◆ **Request**
Below are some records; reproduce every one of them exactly.

── Exercise materials ──

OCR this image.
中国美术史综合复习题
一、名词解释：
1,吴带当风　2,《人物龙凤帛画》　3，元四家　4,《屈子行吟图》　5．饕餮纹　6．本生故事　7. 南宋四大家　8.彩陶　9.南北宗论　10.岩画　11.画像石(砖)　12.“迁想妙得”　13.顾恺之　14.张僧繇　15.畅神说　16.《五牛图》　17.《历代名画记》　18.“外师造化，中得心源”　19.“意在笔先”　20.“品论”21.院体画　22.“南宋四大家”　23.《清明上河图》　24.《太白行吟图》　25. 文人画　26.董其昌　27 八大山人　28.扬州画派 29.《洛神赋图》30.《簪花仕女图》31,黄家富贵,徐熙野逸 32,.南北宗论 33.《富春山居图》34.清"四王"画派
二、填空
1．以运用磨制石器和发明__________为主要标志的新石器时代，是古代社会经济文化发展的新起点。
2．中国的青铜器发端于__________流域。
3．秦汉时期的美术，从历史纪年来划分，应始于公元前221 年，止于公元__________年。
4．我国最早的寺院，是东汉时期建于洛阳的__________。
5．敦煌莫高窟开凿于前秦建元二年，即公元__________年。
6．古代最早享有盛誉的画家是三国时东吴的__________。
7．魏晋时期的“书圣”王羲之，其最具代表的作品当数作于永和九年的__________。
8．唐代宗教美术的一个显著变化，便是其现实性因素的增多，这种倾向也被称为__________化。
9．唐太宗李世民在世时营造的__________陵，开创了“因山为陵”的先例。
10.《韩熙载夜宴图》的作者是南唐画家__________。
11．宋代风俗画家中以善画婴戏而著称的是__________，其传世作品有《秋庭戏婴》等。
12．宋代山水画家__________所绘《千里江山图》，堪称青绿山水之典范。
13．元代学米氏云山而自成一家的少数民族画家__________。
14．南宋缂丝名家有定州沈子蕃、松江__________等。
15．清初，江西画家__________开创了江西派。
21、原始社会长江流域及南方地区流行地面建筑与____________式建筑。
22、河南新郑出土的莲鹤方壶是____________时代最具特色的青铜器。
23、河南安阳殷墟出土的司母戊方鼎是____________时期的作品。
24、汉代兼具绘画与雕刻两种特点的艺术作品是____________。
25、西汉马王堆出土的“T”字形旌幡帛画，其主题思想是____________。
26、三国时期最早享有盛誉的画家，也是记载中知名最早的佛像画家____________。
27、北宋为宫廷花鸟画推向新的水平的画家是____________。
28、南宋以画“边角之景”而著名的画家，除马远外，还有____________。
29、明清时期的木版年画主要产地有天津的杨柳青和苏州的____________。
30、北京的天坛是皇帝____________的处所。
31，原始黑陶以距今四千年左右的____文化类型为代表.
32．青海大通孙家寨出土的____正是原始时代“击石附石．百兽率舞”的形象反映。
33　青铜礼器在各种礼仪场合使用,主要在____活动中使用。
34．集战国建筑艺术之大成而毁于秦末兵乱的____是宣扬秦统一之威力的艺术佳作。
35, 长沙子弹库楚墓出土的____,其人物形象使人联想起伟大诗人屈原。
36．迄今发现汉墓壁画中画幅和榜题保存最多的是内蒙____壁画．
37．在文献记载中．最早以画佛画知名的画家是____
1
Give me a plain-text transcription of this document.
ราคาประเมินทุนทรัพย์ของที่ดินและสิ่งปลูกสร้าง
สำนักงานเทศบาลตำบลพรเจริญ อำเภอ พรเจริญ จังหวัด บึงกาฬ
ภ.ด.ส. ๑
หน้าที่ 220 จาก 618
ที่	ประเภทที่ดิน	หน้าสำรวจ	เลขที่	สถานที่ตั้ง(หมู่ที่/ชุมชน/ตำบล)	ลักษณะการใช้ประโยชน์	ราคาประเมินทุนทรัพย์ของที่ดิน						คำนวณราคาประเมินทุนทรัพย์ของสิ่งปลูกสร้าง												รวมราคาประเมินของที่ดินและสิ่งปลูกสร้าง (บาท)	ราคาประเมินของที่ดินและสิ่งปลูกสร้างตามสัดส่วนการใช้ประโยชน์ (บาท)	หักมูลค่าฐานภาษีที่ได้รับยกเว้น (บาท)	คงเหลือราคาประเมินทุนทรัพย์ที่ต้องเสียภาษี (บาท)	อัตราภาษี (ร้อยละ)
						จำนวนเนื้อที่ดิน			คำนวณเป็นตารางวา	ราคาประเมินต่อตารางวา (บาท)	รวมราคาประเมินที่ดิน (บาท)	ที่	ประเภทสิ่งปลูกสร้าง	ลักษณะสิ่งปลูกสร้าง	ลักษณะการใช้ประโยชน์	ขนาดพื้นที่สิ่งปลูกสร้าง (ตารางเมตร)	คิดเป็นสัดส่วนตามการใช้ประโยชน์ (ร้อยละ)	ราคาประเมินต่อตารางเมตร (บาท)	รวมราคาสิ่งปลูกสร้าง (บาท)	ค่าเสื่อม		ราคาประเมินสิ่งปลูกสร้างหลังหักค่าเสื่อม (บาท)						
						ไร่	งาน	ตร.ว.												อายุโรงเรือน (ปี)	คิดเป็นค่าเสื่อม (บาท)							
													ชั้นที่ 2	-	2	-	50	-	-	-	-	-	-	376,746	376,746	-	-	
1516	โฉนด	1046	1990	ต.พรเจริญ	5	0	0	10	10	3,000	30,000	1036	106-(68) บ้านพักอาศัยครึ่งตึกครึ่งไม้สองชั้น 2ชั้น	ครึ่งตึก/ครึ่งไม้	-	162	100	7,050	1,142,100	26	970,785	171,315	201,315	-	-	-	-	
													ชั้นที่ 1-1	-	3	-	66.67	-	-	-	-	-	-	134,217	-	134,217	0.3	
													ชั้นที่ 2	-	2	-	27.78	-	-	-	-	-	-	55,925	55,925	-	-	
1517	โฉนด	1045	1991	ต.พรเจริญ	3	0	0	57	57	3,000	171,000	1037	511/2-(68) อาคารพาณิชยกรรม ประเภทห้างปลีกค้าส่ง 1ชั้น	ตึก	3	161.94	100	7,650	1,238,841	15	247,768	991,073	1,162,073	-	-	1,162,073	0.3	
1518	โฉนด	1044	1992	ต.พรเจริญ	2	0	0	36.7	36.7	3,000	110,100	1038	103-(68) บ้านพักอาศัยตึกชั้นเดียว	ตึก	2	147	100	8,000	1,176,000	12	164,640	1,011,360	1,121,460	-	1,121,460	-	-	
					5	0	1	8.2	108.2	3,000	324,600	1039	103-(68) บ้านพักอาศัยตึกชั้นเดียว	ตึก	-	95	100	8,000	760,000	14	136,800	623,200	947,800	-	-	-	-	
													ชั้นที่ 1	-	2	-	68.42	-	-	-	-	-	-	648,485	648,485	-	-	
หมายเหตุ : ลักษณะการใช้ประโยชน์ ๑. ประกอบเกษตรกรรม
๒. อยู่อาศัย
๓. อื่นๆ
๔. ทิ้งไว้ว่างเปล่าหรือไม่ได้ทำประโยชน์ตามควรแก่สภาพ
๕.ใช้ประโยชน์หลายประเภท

───

◆ **Task output**
OCR this image.
中国美术史综合复习题
一、名词解释：
1,吴带当风　2,《人物龙凤帛画》　3，元四家　4,《屈子行吟图》　5．饕餮纹　6．本生故事　7. 南宋四大家　8.彩陶　9.南北宗论　10.岩画　11.画像石(砖)　12.“迁想妙得”　13.顾恺之　14.张僧繇　15.畅神说　16.《五牛图》　17.《历代名画记》　18.“外师造化，中得心源”　19.“意在笔先”　20.“品论”21.院体画　22.“南宋四大家”　23.《清明上河图》　24.《太白行吟图》　25. 文人画　26.董其昌　27 八大山人　28.扬州画派 29.《洛神赋图》30.《簪花仕女图》31,黄家富贵,徐熙野逸 32,.南北宗论 33.《富春山居图》34.清"四王"画派
二、填空
1．以运用磨制石器和发明__________为主要标志的新石器时代，是古代社会经济文化发展的新起点。
2．中国的青铜器发端于__________流域。
3．秦汉时期的美术，从历史纪年来划分，应始于公元前221 年，止于公元__________年。
4．我国最早的寺院，是东汉时期建于洛阳的__________。
5．敦煌莫高窟开凿于前秦建元二年，即公元__________年。
6．古代最早享有盛誉的画家是三国时东吴的__________。
7．魏晋时期的“书圣”王羲之，其最具代表的作品当数作于永和九年的__________。
8．唐代宗教美术的一个显著变化，便是其现实性因素的增多，这种倾向也被称为__________化。
9．唐太宗李世民在世时营造的__________陵，开创了“因山为陵”的先例。
10.《韩熙载夜宴图》的作者是南唐画家__________。
11．宋代风俗画家中以善画婴戏而著称的是__________，其传世作品有《秋庭戏婴》等。
12．宋代山水画家__________所绘《千里江山图》，堪称青绿山水之典范。
13．元代学米氏云山而自成一家的少数民族画家__________。
14．南宋缂丝名家有定州沈子蕃、松江__________等。
15．清初，江西画家__________开创了江西派。
21、原始社会长江流域及南方地区流行地面建筑与____________式建筑。
22、河南新郑出土的莲鹤方壶是____________时代最具特色的青铜器。
23、河南安阳殷墟出土的司母戊方鼎是____________时期的作品。
24、汉代兼具绘画与雕刻两种特点的艺术作品是____________。
25、西汉马王堆出土的“T”字形旌幡帛画，其主题思想是____________。
26、三国时期最早享有盛誉的画家，也是记载中知名最早的佛像画家____________。
27、北宋为宫廷花鸟画推向新的水平的画家是____________。
28、南宋以画“边角之景”而著名的画家，除马远外，还有____________。
29、明清时期的木版年画主要产地有天津的杨柳青和苏州的____________。
30、北京的天坛是皇帝____________的处所。
31，原始黑陶以距今四千年左右的____文化类型为代表.
32．青海大通孙家寨出土的____正是原始时代“击石附石．百兽率舞”的形象反映。
33　青铜礼器在各种礼仪场合使用,主要在____活动中使用。
34．集战国建筑艺术之大成而毁于秦末兵乱的____是宣扬秦统一之威力的艺术佳作。
35, 长沙子弹库楚墓出土的____,其人物形象使人联想起伟大诗人屈原。
36．迄今发现汉墓壁画中画幅和榜题保存最多的是内蒙____壁画．
37．在文献记载中．最早以画佛画知名的画家是____
1
Give me a plain-text transcription of this document.
ราคาประเมินทุนทรัพย์ของที่ดินและสิ่งปลูกสร้าง
สำนักงานเทศบาลตำบลพรเจริญ อำเภอ พรเจริญ จังหวัด บึงกาฬ
ภ.ด.ส. ๑
หน้าที่ 220 จาก 618
ที่	ประเภทที่ดิน	หน้าสำรวจ	เลขที่	สถานที่ตั้ง(หมู่ที่/ชุมชน/ตำบล)	ลักษณะการใช้ประโยชน์	ราคาประเมินทุนทรัพย์ของที่ดิน						คำนวณราคาประเมินทุนทรัพย์ของสิ่งปลูกสร้าง												รวมราคาประเมินของที่ดินและสิ่งปลูกสร้าง (บาท)	ราคาประเมินของที่ดินและสิ่งปลูกสร้างตามสัดส่วนการใช้ประโยชน์ (บาท)	หักมูลค่าฐานภาษีที่ได้รับยกเว้น (บาท)	คงเหลือราคาประเมินทุนทรัพย์ที่ต้องเสียภาษี (บาท)	อัตราภาษี (ร้อยละ)
						จำนวนเนื้อที่ดิน			คำนวณเป็นตารางวา	ราคาประเมินต่อตารางวา (บาท)	รวมราคาประเมินที่ดิน (บาท)	ที่	ประเภทสิ่งปลูกสร้าง	ลักษณะสิ่งปลูกสร้าง	ลักษณะการใช้ประโยชน์	ขนาดพื้นที่สิ่งปลูกสร้าง (ตารางเมตร)	คิดเป็นสัดส่วนตามการใช้ประโยชน์ (ร้อยละ)	ราคาประเมินต่อตารางเมตร (บาท)	รวมราคาสิ่งปลูกสร้าง (บาท)	ค่าเสื่อม		ราคาประเมินสิ่งปลูกสร้างหลังหักค่าเสื่อม (บาท)						
						ไร่	งาน	ตร.ว.												อายุโรงเรือน (ปี)	คิดเป็นค่าเสื่อม (บาท)							
													ชั้นที่ 2	-	2	-	50	-	-	-	-	-	-	376,746	376,746	-	-	
1516	โฉนด	1046	1990	ต.พรเจริญ	5	0	0	10	10	3,000	30,000	1036	106-(68) บ้านพักอาศัยครึ่งตึกครึ่งไม้สองชั้น 2ชั้น	ครึ่งตึก/ครึ่งไม้	-	162	100	7,050	1,142,100	26	970,785	171,315	201,315	-	-	-	-	
													ชั้นที่ 1-1	-	3	-	66.67	-	-	-	-	-	-	134,217	-	134,217	0.3	
													ชั้นที่ 2	-	2	-	27.78	-	-	-	-	-	-	55,925	55,925	-	-	
1517	โฉนด	1045	1991	ต.พรเจริญ	3	0	0	57	57	3,000	171,000	1037	511/2-(68) อาคารพาณิชยกรรม ประเภทห้างปลีกค้าส่ง 1ชั้น	ตึก	3	161.94	100	7,650	1,238,841	15	247,768	991,073	1,162,073	-	-	1,162,073	0.3	
1518	โฉนด	1044	1992	ต.พรเจริญ	2	0	0	36.7	36.7	3,000	110,100	1038	103-(68) บ้านพักอาศัยตึกชั้นเดียว	ตึก	2	147	100	8,000	1,176,000	12	164,640	1,011,360	1,121,460	-	1,121,460	-	-	
					5	0	1	8.2	108.2	3,000	324,600	1039	103-(68) บ้านพักอาศัยตึกชั้นเดียว	ตึก	-	95	100	8,000	760,000	14	136,800	623,200	947,800	-	-	-	-	
													ชั้นที่ 1	-	2	-	68.42	-	-	-	-	-	-	648,485	648,485	-	-	
หมายเหตุ : ลักษณะการใช้ประโยชน์ ๑. ประกอบเกษตรกรรม
๒. อยู่อาศัย
๓. อื่นๆ
๔. ทิ้งไว้ว่างเปล่าหรือไม่ได้ทำประโยชน์ตามควรแก่สภาพ
๕.ใช้ประโยชน์หลายประเภท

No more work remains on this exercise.